§ **Requirement**
Copy the records that follow exactly as written, but not their pictures.

§ **Data shown**
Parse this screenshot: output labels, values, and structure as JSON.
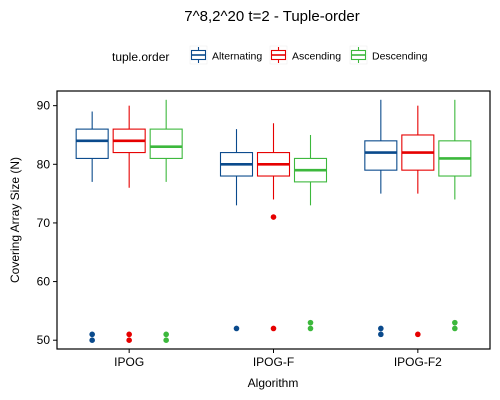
{
  "chart_data": {
    "type": "boxplot",
    "title": "7^8,2^20 t=2 - Tuple-order",
    "xlabel": "Algorithm",
    "ylabel": "Covering Array Size (N)",
    "categories": [
      "IPOG",
      "IPOG-F",
      "IPOG-F2"
    ],
    "ylim": [
      48.5,
      92.5
    ],
    "yticks": [
      50,
      60,
      70,
      80,
      90
    ],
    "grid": false,
    "legend": {
      "title": "tuple.order",
      "position": "top"
    },
    "series": [
      {
        "name": "Alternating",
        "color": "#0a4a8c",
        "boxes": [
          {
            "min": 77,
            "q1": 81,
            "median": 84,
            "q3": 86,
            "max": 89,
            "outliers": [
              51,
              50
            ]
          },
          {
            "min": 73,
            "q1": 78,
            "median": 80,
            "q3": 82,
            "max": 86,
            "outliers": [
              52
            ]
          },
          {
            "min": 75,
            "q1": 79,
            "median": 82,
            "q3": 84,
            "max": 91,
            "outliers": [
              52,
              51
            ]
          }
        ]
      },
      {
        "name": "Ascending",
        "color": "#e60000",
        "boxes": [
          {
            "min": 76,
            "q1": 82,
            "median": 84,
            "q3": 86,
            "max": 90,
            "outliers": [
              51,
              50
            ]
          },
          {
            "min": 74,
            "q1": 78,
            "median": 80,
            "q3": 82,
            "max": 87,
            "outliers": [
              71,
              52
            ]
          },
          {
            "min": 75,
            "q1": 79,
            "median": 82,
            "q3": 85,
            "max": 90,
            "outliers": [
              51
            ]
          }
        ]
      },
      {
        "name": "Descending",
        "color": "#3cb83c",
        "boxes": [
          {
            "min": 77,
            "q1": 81,
            "median": 83,
            "q3": 86,
            "max": 91,
            "outliers": [
              51,
              50
            ]
          },
          {
            "min": 73,
            "q1": 77,
            "median": 79,
            "q3": 81,
            "max": 85,
            "outliers": [
              53,
              52
            ]
          },
          {
            "min": 74,
            "q1": 78,
            "median": 81,
            "q3": 84,
            "max": 91,
            "outliers": [
              53,
              52
            ]
          }
        ]
      }
    ]
  }
}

§ **Solution below**
Parse this screenshot: output labels, values, and structure as JSON.
{
  "chart_data": {
    "type": "boxplot",
    "title": "7^8,2^20 t=2 - Tuple-order",
    "xlabel": "Algorithm",
    "ylabel": "Covering Array Size (N)",
    "categories": [
      "IPOG",
      "IPOG-F",
      "IPOG-F2"
    ],
    "ylim": [
      48.5,
      92.5
    ],
    "yticks": [
      50,
      60,
      70,
      80,
      90
    ],
    "grid": false,
    "legend": {
      "title": "tuple.order",
      "position": "top"
    },
    "series": [
      {
        "name": "Alternating",
        "color": "#0a4a8c",
        "boxes": [
          {
            "min": 77,
            "q1": 81,
            "median": 84,
            "q3": 86,
            "max": 89,
            "outliers": [
              51,
              50
            ]
          },
          {
            "min": 73,
            "q1": 78,
            "median": 80,
            "q3": 82,
            "max": 86,
            "outliers": [
              52
            ]
          },
          {
            "min": 75,
            "q1": 79,
            "median": 82,
            "q3": 84,
            "max": 91,
            "outliers": [
              52,
              51
            ]
          }
        ]
      },
      {
        "name": "Ascending",
        "color": "#e60000",
        "boxes": [
          {
            "min": 76,
            "q1": 82,
            "median": 84,
            "q3": 86,
            "max": 90,
            "outliers": [
              51,
              50
            ]
          },
          {
            "min": 74,
            "q1": 78,
            "median": 80,
            "q3": 82,
            "max": 87,
            "outliers": [
              71,
              52
            ]
          },
          {
            "min": 75,
            "q1": 79,
            "median": 82,
            "q3": 85,
            "max": 90,
            "outliers": [
              51
            ]
          }
        ]
      },
      {
        "name": "Descending",
        "color": "#3cb83c",
        "boxes": [
          {
            "min": 77,
            "q1": 81,
            "median": 83,
            "q3": 86,
            "max": 91,
            "outliers": [
              51,
              50
            ]
          },
          {
            "min": 73,
            "q1": 77,
            "median": 79,
            "q3": 81,
            "max": 85,
            "outliers": [
              53,
              52
            ]
          },
          {
            "min": 74,
            "q1": 78,
            "median": 81,
            "q3": 84,
            "max": 91,
            "outliers": [
              53,
              52
            ]
          }
        ]
      }
    ]
  }
}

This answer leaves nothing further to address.